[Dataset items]
--- START ---

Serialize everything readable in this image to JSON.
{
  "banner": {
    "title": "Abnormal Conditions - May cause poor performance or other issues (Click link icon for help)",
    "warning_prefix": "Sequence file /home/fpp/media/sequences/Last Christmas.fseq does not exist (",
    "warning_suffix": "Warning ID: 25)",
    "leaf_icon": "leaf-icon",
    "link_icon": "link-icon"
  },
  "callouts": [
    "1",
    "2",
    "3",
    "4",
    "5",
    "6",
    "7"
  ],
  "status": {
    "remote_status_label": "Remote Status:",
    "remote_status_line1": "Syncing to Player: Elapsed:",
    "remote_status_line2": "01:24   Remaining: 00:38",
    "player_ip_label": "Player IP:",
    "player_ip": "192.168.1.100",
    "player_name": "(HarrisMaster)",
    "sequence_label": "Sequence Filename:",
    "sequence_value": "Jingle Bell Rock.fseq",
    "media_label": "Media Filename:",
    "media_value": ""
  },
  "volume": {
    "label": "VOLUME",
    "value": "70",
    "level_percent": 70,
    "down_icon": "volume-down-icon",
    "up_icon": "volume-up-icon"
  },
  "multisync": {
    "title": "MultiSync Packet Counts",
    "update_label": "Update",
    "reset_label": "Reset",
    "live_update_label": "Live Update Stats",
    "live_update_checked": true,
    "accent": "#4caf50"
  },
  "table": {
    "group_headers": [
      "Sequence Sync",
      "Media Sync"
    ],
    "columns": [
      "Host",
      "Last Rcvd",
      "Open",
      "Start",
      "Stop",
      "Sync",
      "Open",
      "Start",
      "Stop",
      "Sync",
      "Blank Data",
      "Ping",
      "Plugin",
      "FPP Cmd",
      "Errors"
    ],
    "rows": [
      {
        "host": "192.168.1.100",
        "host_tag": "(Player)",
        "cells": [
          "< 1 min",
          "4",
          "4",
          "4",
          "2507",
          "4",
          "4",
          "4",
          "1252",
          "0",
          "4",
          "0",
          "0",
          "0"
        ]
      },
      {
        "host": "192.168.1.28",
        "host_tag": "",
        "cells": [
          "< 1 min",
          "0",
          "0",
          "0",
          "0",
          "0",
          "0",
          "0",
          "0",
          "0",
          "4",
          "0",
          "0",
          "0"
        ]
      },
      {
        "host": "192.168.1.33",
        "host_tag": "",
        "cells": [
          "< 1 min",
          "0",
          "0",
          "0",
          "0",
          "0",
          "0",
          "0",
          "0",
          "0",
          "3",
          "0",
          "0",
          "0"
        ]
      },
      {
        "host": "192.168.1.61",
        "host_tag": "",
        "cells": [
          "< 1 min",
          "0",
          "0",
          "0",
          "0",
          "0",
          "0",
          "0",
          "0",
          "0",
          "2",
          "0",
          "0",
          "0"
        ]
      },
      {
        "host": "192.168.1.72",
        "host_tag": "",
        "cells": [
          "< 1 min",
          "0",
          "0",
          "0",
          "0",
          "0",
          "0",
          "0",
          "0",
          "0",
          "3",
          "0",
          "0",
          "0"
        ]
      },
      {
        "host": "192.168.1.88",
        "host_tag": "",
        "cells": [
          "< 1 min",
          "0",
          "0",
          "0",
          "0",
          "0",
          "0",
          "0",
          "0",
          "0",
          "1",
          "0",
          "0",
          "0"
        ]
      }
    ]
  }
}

--- END ---

• _Work instructions_
Please reproduce all of the entries exactly as they stand.

• _Exercise solution_
Serialize everything readable in this image to JSON.
{
  "banner": {
    "title": "Abnormal Conditions - May cause poor performance or other issues (Click link icon for help)",
    "warning_prefix": "Sequence file /home/fpp/media/sequences/Last Christmas.fseq does not exist (",
    "warning_suffix": "Warning ID: 25)",
    "leaf_icon": "leaf-icon",
    "link_icon": "link-icon"
  },
  "callouts": [
    "1",
    "2",
    "3",
    "4",
    "5",
    "6",
    "7"
  ],
  "status": {
    "remote_status_label": "Remote Status:",
    "remote_status_line1": "Syncing to Player: Elapsed:",
    "remote_status_line2": "01:24   Remaining: 00:38",
    "player_ip_label": "Player IP:",
    "player_ip": "192.168.1.100",
    "player_name": "(HarrisMaster)",
    "sequence_label": "Sequence Filename:",
    "sequence_value": "Jingle Bell Rock.fseq",
    "media_label": "Media Filename:",
    "media_value": ""
  },
  "volume": {
    "label": "VOLUME",
    "value": "70",
    "level_percent": 70,
    "down_icon": "volume-down-icon",
    "up_icon": "volume-up-icon"
  },
  "multisync": {
    "title": "MultiSync Packet Counts",
    "update_label": "Update",
    "reset_label": "Reset",
    "live_update_label": "Live Update Stats",
    "live_update_checked": true,
    "accent": "#4caf50"
  },
  "table": {
    "group_headers": [
      "Sequence Sync",
      "Media Sync"
    ],
    "columns": [
      "Host",
      "Last Rcvd",
      "Open",
      "Start",
      "Stop",
      "Sync",
      "Open",
      "Start",
      "Stop",
      "Sync",
      "Blank Data",
      "Ping",
      "Plugin",
      "FPP Cmd",
      "Errors"
    ],
    "rows": [
      {
        "host": "192.168.1.100",
        "host_tag": "(Player)",
        "cells": [
          "< 1 min",
          "4",
          "4",
          "4",
          "2507",
          "4",
          "4",
          "4",
          "1252",
          "0",
          "4",
          "0",
          "0",
          "0"
        ]
      },
      {
        "host": "192.168.1.28",
        "host_tag": "",
        "cells": [
          "< 1 min",
          "0",
          "0",
          "0",
          "0",
          "0",
          "0",
          "0",
          "0",
          "0",
          "4",
          "0",
          "0",
          "0"
        ]
      },
      {
        "host": "192.168.1.33",
        "host_tag": "",
        "cells": [
          "< 1 min",
          "0",
          "0",
          "0",
          "0",
          "0",
          "0",
          "0",
          "0",
          "0",
          "3",
          "0",
          "0",
          "0"
        ]
      },
      {
        "host": "192.168.1.61",
        "host_tag": "",
        "cells": [
          "< 1 min",
          "0",
          "0",
          "0",
          "0",
          "0",
          "0",
          "0",
          "0",
          "0",
          "2",
          "0",
          "0",
          "0"
        ]
      },
      {
        "host": "192.168.1.72",
        "host_tag": "",
        "cells": [
          "< 1 min",
          "0",
          "0",
          "0",
          "0",
          "0",
          "0",
          "0",
          "0",
          "0",
          "3",
          "0",
          "0",
          "0"
        ]
      },
      {
        "host": "192.168.1.88",
        "host_tag": "",
        "cells": [
          "< 1 min",
          "0",
          "0",
          "0",
          "0",
          "0",
          "0",
          "0",
          "0",
          "0",
          "1",
          "0",
          "0",
          "0"
        ]
      }
    ]
  }
}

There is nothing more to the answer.